STATED TASK: Write the data out again exactly, dropping any images it holds.

PROVIDED INFORMATION:
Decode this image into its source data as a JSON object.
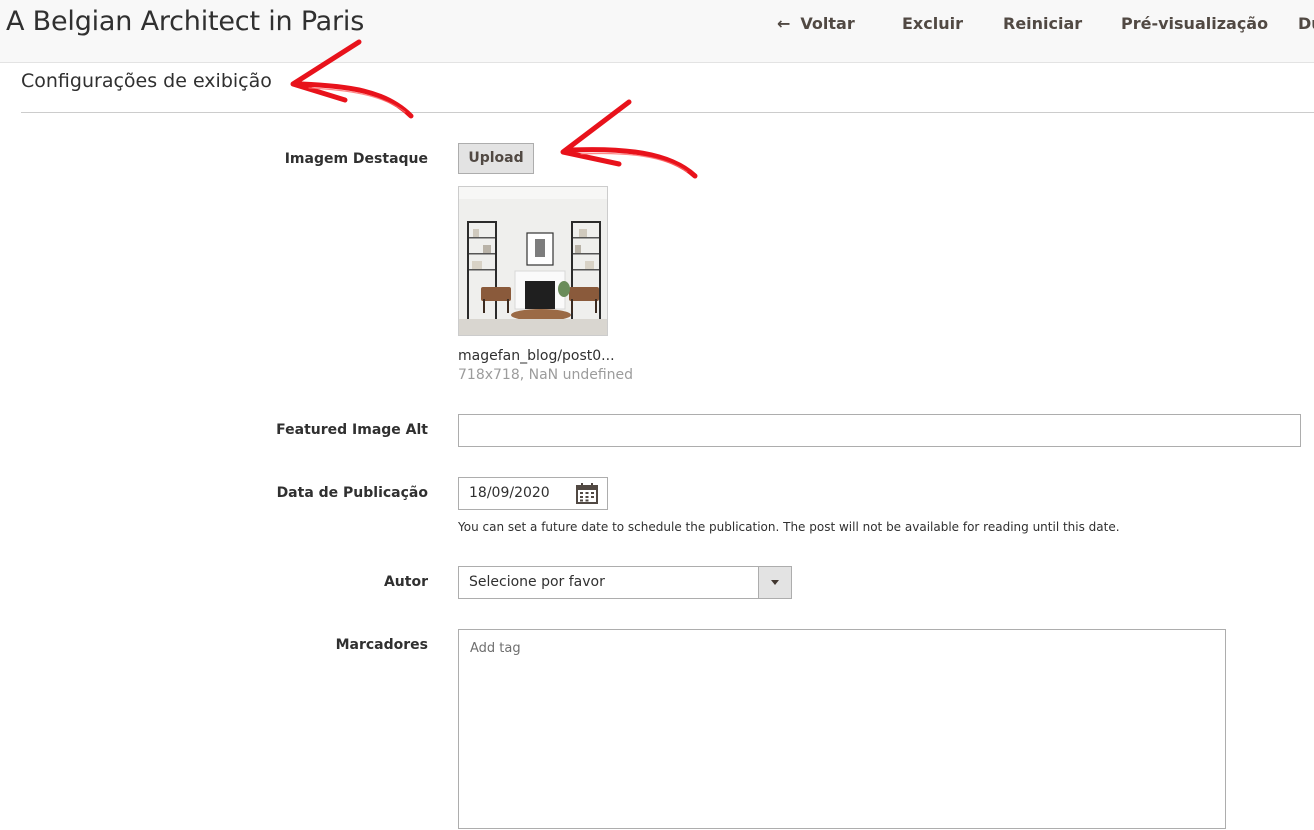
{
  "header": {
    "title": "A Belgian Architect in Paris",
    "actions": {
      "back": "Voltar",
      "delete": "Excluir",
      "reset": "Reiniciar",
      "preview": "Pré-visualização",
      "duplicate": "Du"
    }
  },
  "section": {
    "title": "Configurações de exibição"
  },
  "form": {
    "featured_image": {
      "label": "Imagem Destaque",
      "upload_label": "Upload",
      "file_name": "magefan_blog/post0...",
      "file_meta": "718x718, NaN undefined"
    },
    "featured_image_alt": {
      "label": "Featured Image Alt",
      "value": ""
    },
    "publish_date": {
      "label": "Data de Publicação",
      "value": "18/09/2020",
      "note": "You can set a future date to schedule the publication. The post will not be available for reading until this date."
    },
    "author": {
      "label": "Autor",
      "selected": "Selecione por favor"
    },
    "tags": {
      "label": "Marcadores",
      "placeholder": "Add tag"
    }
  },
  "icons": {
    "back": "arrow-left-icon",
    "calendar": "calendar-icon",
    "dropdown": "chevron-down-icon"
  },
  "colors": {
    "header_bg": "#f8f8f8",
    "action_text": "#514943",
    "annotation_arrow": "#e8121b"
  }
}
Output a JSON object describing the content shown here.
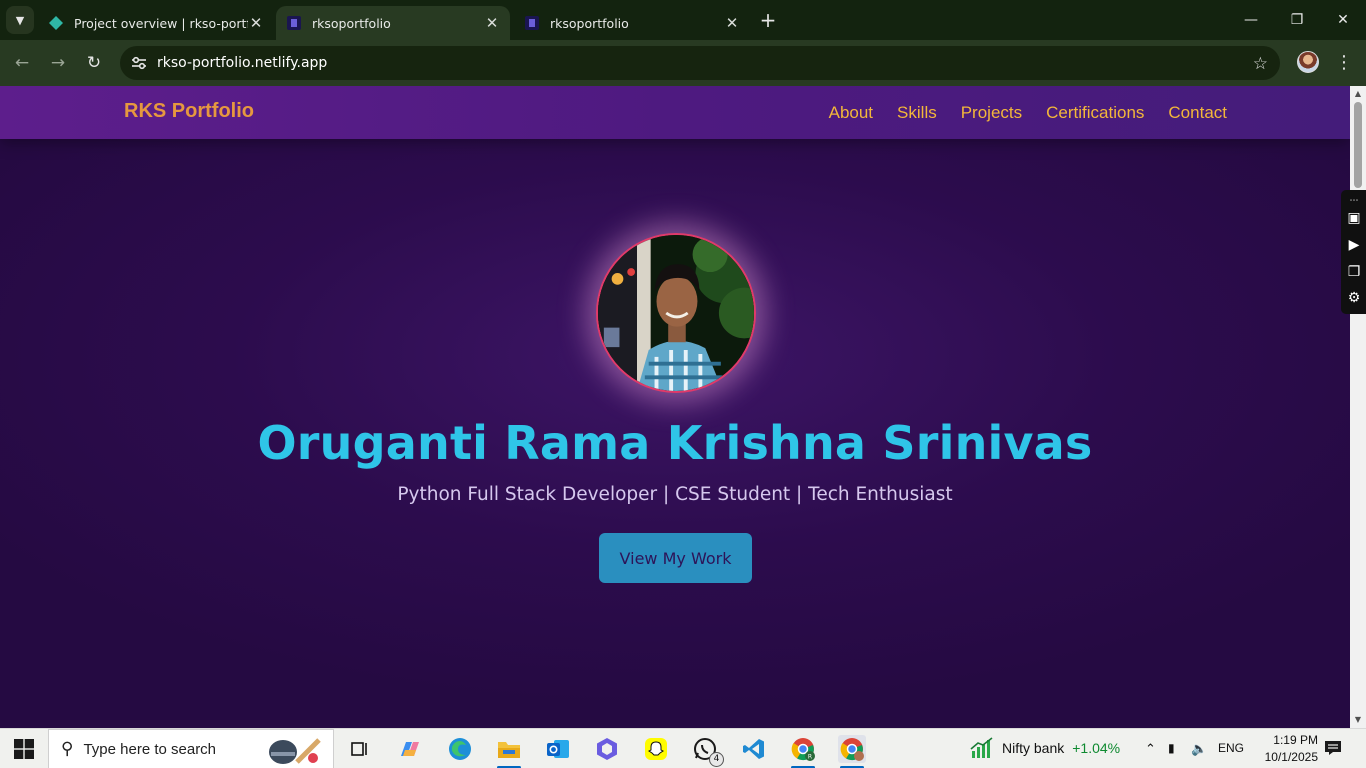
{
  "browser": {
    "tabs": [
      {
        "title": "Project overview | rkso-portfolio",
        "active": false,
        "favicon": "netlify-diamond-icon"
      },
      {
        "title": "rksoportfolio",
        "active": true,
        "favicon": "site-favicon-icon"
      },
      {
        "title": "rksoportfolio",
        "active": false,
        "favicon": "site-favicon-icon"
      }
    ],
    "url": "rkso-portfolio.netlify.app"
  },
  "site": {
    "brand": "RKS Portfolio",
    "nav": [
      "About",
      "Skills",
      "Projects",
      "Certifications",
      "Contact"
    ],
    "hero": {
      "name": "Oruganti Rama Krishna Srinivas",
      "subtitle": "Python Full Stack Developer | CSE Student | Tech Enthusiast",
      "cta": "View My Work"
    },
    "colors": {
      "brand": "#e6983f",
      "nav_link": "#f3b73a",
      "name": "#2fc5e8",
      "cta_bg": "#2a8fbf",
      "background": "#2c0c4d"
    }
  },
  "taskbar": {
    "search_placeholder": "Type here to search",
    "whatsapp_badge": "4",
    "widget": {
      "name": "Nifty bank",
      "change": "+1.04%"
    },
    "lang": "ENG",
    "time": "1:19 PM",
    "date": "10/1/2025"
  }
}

WORKED SOLUTION:
Decode this image into its source data as a JSON object.
{
  "header": {
    "title": "A Belgian Architect in Paris",
    "actions": {
      "back": "Voltar",
      "delete": "Excluir",
      "reset": "Reiniciar",
      "preview": "Pré-visualização",
      "duplicate": "Du"
    }
  },
  "section": {
    "title": "Configurações de exibição"
  },
  "form": {
    "featured_image": {
      "label": "Imagem Destaque",
      "upload_label": "Upload",
      "file_name": "magefan_blog/post0...",
      "file_meta": "718x718, NaN undefined"
    },
    "featured_image_alt": {
      "label": "Featured Image Alt",
      "value": ""
    },
    "publish_date": {
      "label": "Data de Publicação",
      "value": "18/09/2020",
      "note": "You can set a future date to schedule the publication. The post will not be available for reading until this date."
    },
    "author": {
      "label": "Autor",
      "selected": "Selecione por favor"
    },
    "tags": {
      "label": "Marcadores",
      "placeholder": "Add tag"
    }
  },
  "icons": {
    "back": "arrow-left-icon",
    "calendar": "calendar-icon",
    "dropdown": "chevron-down-icon"
  },
  "colors": {
    "header_bg": "#f8f8f8",
    "action_text": "#514943",
    "annotation_arrow": "#e8121b"
  }
}
Output a JSON object describing the content shown here.
{
  "browser": {
    "tabs": [
      {
        "title": "Project overview | rkso-portfolio",
        "active": false,
        "favicon": "netlify-diamond-icon"
      },
      {
        "title": "rksoportfolio",
        "active": true,
        "favicon": "site-favicon-icon"
      },
      {
        "title": "rksoportfolio",
        "active": false,
        "favicon": "site-favicon-icon"
      }
    ],
    "url": "rkso-portfolio.netlify.app"
  },
  "site": {
    "brand": "RKS Portfolio",
    "nav": [
      "About",
      "Skills",
      "Projects",
      "Certifications",
      "Contact"
    ],
    "hero": {
      "name": "Oruganti Rama Krishna Srinivas",
      "subtitle": "Python Full Stack Developer | CSE Student | Tech Enthusiast",
      "cta": "View My Work"
    },
    "colors": {
      "brand": "#e6983f",
      "nav_link": "#f3b73a",
      "name": "#2fc5e8",
      "cta_bg": "#2a8fbf",
      "background": "#2c0c4d"
    }
  },
  "taskbar": {
    "search_placeholder": "Type here to search",
    "whatsapp_badge": "4",
    "widget": {
      "name": "Nifty bank",
      "change": "+1.04%"
    },
    "lang": "ENG",
    "time": "1:19 PM",
    "date": "10/1/2025"
  }
}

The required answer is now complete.